STATED GOAL
For the listing below, give the number of lines in which "吨纸用量" occurs. Add nothing.

(Dataset items)
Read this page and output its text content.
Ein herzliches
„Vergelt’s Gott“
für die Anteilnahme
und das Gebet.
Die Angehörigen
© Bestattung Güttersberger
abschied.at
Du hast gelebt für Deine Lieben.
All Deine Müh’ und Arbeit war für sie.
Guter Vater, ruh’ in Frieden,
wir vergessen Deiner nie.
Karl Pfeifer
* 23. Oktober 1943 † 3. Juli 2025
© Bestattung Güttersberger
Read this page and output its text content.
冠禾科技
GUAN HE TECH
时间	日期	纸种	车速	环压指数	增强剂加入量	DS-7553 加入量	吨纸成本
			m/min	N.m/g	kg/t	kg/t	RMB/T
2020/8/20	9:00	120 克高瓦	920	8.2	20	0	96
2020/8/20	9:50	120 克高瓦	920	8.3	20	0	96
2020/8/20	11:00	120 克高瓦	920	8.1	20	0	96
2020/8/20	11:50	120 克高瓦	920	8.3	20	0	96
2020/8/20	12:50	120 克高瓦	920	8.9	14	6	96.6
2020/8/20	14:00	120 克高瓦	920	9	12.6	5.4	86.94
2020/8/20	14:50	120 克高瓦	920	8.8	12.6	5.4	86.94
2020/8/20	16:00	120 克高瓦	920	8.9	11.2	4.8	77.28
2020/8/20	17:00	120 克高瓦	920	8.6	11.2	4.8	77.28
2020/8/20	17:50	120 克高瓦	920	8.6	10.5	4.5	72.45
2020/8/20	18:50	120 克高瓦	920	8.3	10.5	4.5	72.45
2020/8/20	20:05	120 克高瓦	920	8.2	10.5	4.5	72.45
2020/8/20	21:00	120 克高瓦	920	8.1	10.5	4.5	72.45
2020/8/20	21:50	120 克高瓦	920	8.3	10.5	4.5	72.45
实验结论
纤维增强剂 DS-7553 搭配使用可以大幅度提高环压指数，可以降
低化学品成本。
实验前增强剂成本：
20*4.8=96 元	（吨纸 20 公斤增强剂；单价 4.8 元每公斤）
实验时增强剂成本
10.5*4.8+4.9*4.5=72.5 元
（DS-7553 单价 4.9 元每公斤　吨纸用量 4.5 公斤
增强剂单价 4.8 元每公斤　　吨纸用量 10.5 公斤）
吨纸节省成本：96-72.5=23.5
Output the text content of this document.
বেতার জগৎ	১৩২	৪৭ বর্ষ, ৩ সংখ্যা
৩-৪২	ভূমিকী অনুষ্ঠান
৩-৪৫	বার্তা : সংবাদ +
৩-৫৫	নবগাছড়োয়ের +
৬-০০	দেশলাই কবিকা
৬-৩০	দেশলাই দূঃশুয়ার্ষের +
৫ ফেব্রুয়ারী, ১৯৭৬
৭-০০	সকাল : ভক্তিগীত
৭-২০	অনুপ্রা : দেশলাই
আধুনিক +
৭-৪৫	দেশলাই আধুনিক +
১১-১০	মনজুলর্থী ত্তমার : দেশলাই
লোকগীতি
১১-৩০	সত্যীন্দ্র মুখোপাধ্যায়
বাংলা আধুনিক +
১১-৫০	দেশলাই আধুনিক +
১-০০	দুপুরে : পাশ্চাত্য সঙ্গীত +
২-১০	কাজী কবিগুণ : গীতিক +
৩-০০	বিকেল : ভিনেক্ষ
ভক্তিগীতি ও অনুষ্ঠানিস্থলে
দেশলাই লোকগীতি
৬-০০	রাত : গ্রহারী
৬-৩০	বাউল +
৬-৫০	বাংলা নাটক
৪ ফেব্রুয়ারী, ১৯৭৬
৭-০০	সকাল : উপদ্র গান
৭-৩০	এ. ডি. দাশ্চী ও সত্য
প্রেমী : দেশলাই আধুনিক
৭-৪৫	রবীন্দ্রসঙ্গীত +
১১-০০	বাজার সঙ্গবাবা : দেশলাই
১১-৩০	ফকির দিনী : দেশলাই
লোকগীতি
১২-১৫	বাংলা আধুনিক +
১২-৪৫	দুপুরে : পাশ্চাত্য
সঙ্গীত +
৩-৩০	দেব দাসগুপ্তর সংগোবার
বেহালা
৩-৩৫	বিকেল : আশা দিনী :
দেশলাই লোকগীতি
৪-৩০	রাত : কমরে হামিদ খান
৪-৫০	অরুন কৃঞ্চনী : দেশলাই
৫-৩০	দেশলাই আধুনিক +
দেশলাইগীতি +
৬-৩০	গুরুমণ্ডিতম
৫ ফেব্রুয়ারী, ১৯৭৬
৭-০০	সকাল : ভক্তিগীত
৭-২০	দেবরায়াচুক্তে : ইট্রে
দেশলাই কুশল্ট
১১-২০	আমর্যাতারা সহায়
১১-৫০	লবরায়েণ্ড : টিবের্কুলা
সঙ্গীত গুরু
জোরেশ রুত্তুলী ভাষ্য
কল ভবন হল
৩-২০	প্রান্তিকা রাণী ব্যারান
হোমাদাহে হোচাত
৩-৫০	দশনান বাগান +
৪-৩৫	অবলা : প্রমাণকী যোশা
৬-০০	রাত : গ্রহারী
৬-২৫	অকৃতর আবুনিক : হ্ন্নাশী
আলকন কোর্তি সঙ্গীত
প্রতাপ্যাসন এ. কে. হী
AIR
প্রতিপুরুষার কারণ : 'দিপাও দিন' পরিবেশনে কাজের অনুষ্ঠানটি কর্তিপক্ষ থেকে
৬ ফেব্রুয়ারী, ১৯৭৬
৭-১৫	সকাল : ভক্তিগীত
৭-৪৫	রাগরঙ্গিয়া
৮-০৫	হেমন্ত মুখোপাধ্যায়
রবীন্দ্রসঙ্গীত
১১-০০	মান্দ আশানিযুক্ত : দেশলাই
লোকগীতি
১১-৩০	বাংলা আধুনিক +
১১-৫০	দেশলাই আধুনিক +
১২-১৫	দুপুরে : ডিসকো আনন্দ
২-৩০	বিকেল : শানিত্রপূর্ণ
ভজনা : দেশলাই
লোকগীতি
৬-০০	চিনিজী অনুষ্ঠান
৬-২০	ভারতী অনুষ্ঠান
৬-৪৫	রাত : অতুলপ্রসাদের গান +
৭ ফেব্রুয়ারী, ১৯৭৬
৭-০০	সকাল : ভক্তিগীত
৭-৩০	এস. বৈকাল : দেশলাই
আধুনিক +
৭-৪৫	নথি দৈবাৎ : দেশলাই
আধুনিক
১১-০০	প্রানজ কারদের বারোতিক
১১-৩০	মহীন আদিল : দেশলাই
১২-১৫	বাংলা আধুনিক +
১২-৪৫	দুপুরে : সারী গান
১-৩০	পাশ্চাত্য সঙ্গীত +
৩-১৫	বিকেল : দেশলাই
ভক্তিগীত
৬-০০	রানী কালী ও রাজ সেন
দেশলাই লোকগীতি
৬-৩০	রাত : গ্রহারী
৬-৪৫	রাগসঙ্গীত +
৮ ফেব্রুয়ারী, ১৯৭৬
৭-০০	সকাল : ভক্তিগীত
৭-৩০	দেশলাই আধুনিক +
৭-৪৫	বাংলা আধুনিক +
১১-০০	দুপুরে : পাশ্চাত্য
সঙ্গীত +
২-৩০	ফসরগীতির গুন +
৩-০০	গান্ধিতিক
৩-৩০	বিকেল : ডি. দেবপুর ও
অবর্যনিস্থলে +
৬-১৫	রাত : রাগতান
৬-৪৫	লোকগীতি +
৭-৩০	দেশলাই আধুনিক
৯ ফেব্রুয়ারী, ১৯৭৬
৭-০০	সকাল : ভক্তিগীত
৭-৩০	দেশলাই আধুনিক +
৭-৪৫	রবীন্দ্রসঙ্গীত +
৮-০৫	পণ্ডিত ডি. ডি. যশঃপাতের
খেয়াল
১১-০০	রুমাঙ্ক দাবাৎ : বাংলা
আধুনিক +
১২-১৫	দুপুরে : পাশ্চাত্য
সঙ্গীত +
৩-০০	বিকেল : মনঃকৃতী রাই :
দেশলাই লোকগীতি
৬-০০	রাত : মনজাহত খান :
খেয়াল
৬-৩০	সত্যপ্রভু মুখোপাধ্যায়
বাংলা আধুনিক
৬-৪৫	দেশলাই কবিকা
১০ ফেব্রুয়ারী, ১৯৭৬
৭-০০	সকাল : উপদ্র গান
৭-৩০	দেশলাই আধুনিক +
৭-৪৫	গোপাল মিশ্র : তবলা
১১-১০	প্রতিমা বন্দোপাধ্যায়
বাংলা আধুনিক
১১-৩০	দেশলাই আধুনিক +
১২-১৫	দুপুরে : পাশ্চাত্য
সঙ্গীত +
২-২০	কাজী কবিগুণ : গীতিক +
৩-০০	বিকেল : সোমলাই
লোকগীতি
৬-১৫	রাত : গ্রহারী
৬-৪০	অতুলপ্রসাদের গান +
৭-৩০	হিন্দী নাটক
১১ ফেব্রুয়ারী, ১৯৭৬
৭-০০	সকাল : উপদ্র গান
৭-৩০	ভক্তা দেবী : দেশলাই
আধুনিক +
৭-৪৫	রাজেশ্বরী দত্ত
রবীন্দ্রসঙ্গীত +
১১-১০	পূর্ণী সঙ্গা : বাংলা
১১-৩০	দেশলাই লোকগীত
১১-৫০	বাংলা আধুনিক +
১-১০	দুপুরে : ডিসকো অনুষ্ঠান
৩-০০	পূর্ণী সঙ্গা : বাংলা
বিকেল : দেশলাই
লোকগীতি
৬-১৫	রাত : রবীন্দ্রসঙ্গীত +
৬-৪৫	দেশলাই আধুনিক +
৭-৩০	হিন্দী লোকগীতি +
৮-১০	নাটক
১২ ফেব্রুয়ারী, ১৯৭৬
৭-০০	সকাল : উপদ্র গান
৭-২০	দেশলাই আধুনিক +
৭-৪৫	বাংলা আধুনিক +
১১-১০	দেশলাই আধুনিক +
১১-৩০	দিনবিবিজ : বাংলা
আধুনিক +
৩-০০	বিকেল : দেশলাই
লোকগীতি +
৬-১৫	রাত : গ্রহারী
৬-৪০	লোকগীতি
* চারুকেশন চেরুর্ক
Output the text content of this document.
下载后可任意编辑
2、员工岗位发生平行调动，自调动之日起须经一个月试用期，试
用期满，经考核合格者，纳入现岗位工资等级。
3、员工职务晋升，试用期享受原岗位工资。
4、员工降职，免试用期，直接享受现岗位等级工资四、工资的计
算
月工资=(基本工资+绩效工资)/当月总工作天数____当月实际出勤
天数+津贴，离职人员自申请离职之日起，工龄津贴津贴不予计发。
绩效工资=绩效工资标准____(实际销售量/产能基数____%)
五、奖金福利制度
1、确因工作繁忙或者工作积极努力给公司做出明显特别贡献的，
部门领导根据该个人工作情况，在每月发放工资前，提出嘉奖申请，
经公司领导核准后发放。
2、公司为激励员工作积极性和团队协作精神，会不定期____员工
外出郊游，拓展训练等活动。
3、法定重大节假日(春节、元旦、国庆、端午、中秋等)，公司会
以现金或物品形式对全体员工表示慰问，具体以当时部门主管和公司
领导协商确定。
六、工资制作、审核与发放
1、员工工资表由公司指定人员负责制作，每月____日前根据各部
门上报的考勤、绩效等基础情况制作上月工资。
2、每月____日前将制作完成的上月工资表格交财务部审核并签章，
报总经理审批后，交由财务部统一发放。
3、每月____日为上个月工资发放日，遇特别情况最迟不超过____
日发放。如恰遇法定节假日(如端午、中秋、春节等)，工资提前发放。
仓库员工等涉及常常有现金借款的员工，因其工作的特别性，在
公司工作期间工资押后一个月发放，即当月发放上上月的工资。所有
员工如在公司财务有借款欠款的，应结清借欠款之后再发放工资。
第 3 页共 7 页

ANSWER BELOW
2